[THE REQUEST]: Repeat every line exactly, keeping the pictures out of the copy.

[SUPPLIED INFORMATION]:
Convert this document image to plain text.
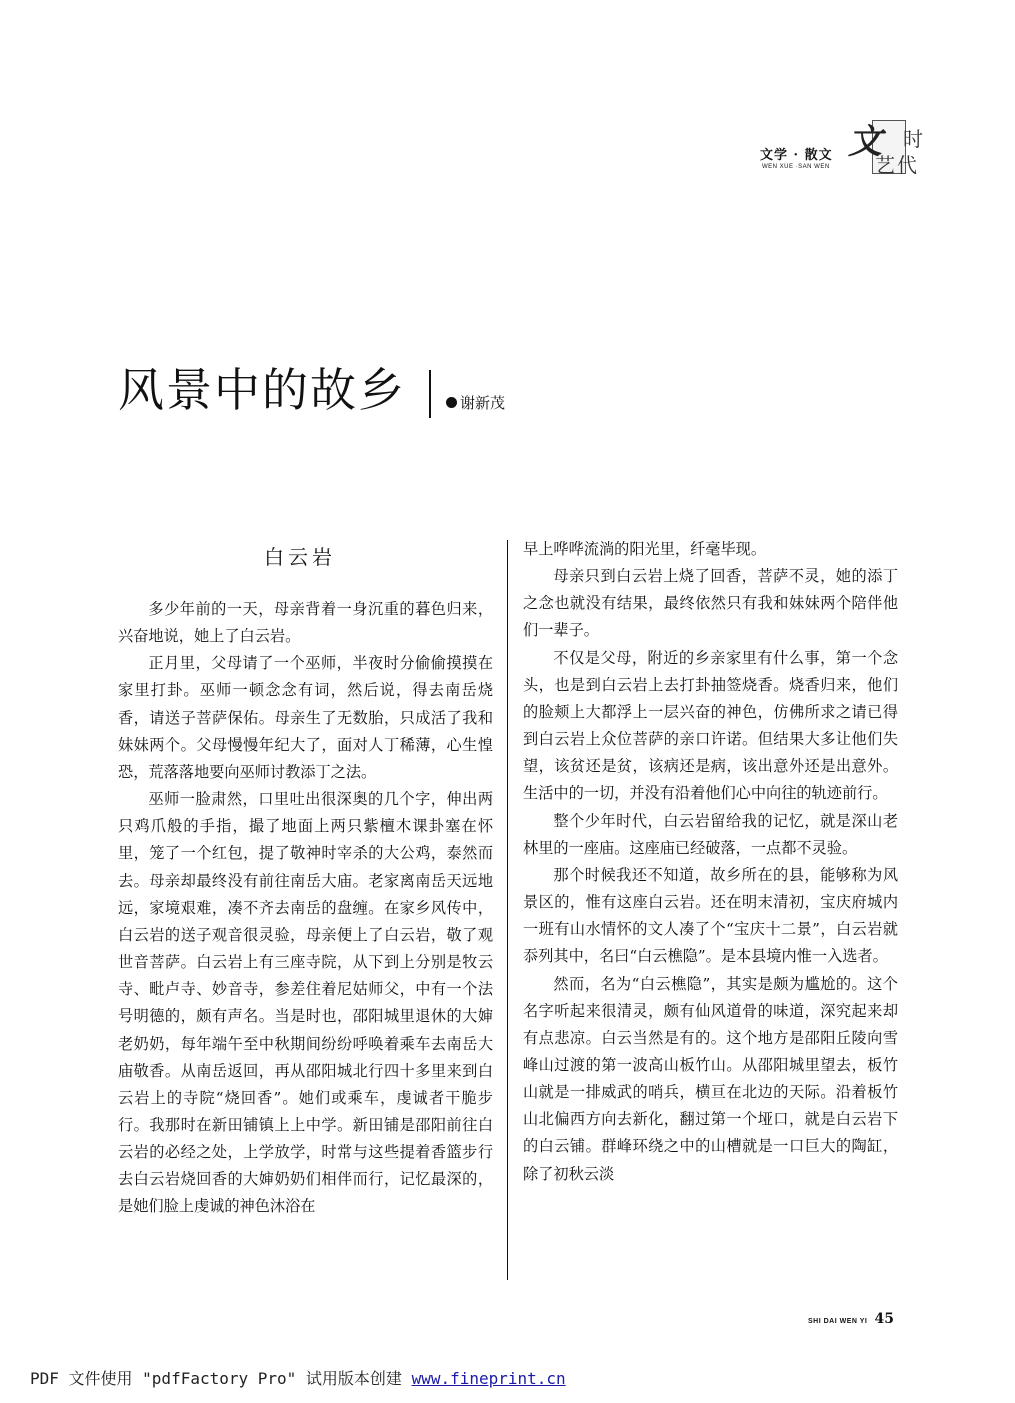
文学 · 散文
WEN XUE ·SAN WEN
时
艺 代
文
风景中的故乡	谢新茂
白云岩

多少年前的一天，母亲背着一身沉重的暮色归来，兴奋地说，她上了白云岩。

正月里，父母请了一个巫师，半夜时分偷偷摸摸在家里打卦。巫师一顿念念有词，然后说，得去南岳烧香，请送子菩萨保佑。母亲生了无数胎，只成活了我和妹妹两个。父母慢慢年纪大了，面对人丁稀薄，心生惶恐，荒落落地要向巫师讨教添丁之法。

巫师一脸肃然，口里吐出很深奥的几个字，伸出两只鸡爪般的手指，撮了地面上两只紫檀木课卦塞在怀里，笼了一个红包，提了敬神时宰杀的大公鸡，泰然而去。母亲却最终没有前往南岳大庙。老家离南岳天远地远，家境艰难，凑不齐去南岳的盘缠。在家乡风传中，白云岩的送子观音很灵验，母亲便上了白云岩，敬了观世音菩萨。白云岩上有三座寺院，从下到上分别是牧云寺、毗卢寺、妙音寺，参差住着尼姑师父，中有一个法号明德的，颇有声名。当是时也，邵阳城里退休的大婶老奶奶，每年端午至中秋期间纷纷呼唤着乘车去南岳大庙敬香。从南岳返回，再从邵阳城北行四十多里来到白云岩上的寺院“烧回香”。她们或乘车，虔诚者干脆步行。我那时在新田铺镇上上中学。新田铺是邵阳前往白云岩的必经之处，上学放学，时常与这些提着香篮步行去白云岩烧回香的大婶奶奶们相伴而行，记忆最深的，是她们脸上虔诚的神色沐浴在

早上哗哗流淌的阳光里，纤毫毕现。

母亲只到白云岩上烧了回香，菩萨不灵，她的添丁之念也就没有结果，最终依然只有我和妹妹两个陪伴他们一辈子。

不仅是父母，附近的乡亲家里有什么事，第一个念头，也是到白云岩上去打卦抽签烧香。烧香归来，他们的脸颊上大都浮上一层兴奋的神色，仿佛所求之请已得到白云岩上众位菩萨的亲口许诺。但结果大多让他们失望，该贫还是贫，该病还是病，该出意外还是出意外。生活中的一切，并没有沿着他们心中向往的轨迹前行。

整个少年时代，白云岩留给我的记忆，就是深山老林里的一座庙。这座庙已经破落，一点都不灵验。

那个时候我还不知道，故乡所在的县，能够称为风景区的，惟有这座白云岩。还在明末清初，宝庆府城内一班有山水情怀的文人凑了个“宝庆十二景”，白云岩就忝列其中，名曰“白云樵隐”。是本县境内惟一入选者。

然而，名为“白云樵隐”，其实是颇为尴尬的。这个名字听起来很清灵，颇有仙风道骨的味道，深究起来却有点悲凉。白云当然是有的。这个地方是邵阳丘陵向雪峰山过渡的第一波高山板竹山。从邵阳城里望去，板竹山就是一排威武的哨兵，横亘在北边的天际。沿着板竹山北偏西方向去新化，翻过第一个垭口，就是白云岩下的白云铺。群峰环绕之中的山槽就是一口巨大的陶缸，除了初秋云淡

SHI DAI WEN YI 45
PDF 文件使用 "pdfFactory Pro" 试用版本创建 www.fineprint.cn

[EXERCISE OUTPUT]:
Convert this document image to plain text.
文学 · 散文
WEN XUE ·SAN WEN
时
艺 代
文
风景中的故乡	谢新茂
白云岩

多少年前的一天，母亲背着一身沉重的暮色归来，兴奋地说，她上了白云岩。

正月里，父母请了一个巫师，半夜时分偷偷摸摸在家里打卦。巫师一顿念念有词，然后说，得去南岳烧香，请送子菩萨保佑。母亲生了无数胎，只成活了我和妹妹两个。父母慢慢年纪大了，面对人丁稀薄，心生惶恐，荒落落地要向巫师讨教添丁之法。

巫师一脸肃然，口里吐出很深奥的几个字，伸出两只鸡爪般的手指，撮了地面上两只紫檀木课卦塞在怀里，笼了一个红包，提了敬神时宰杀的大公鸡，泰然而去。母亲却最终没有前往南岳大庙。老家离南岳天远地远，家境艰难，凑不齐去南岳的盘缠。在家乡风传中，白云岩的送子观音很灵验，母亲便上了白云岩，敬了观世音菩萨。白云岩上有三座寺院，从下到上分别是牧云寺、毗卢寺、妙音寺，参差住着尼姑师父，中有一个法号明德的，颇有声名。当是时也，邵阳城里退休的大婶老奶奶，每年端午至中秋期间纷纷呼唤着乘车去南岳大庙敬香。从南岳返回，再从邵阳城北行四十多里来到白云岩上的寺院“烧回香”。她们或乘车，虔诚者干脆步行。我那时在新田铺镇上上中学。新田铺是邵阳前往白云岩的必经之处，上学放学，时常与这些提着香篮步行去白云岩烧回香的大婶奶奶们相伴而行，记忆最深的，是她们脸上虔诚的神色沐浴在

早上哗哗流淌的阳光里，纤毫毕现。

母亲只到白云岩上烧了回香，菩萨不灵，她的添丁之念也就没有结果，最终依然只有我和妹妹两个陪伴他们一辈子。

不仅是父母，附近的乡亲家里有什么事，第一个念头，也是到白云岩上去打卦抽签烧香。烧香归来，他们的脸颊上大都浮上一层兴奋的神色，仿佛所求之请已得到白云岩上众位菩萨的亲口许诺。但结果大多让他们失望，该贫还是贫，该病还是病，该出意外还是出意外。生活中的一切，并没有沿着他们心中向往的轨迹前行。

整个少年时代，白云岩留给我的记忆，就是深山老林里的一座庙。这座庙已经破落，一点都不灵验。

那个时候我还不知道，故乡所在的县，能够称为风景区的，惟有这座白云岩。还在明末清初，宝庆府城内一班有山水情怀的文人凑了个“宝庆十二景”，白云岩就忝列其中，名曰“白云樵隐”。是本县境内惟一入选者。

然而，名为“白云樵隐”，其实是颇为尴尬的。这个名字听起来很清灵，颇有仙风道骨的味道，深究起来却有点悲凉。白云当然是有的。这个地方是邵阳丘陵向雪峰山过渡的第一波高山板竹山。从邵阳城里望去，板竹山就是一排威武的哨兵，横亘在北边的天际。沿着板竹山北偏西方向去新化，翻过第一个垭口，就是白云岩下的白云铺。群峰环绕之中的山槽就是一口巨大的陶缸，除了初秋云淡

SHI DAI WEN YI 45
PDF 文件使用 "pdfFactory Pro" 试用版本创建 www.fineprint.cn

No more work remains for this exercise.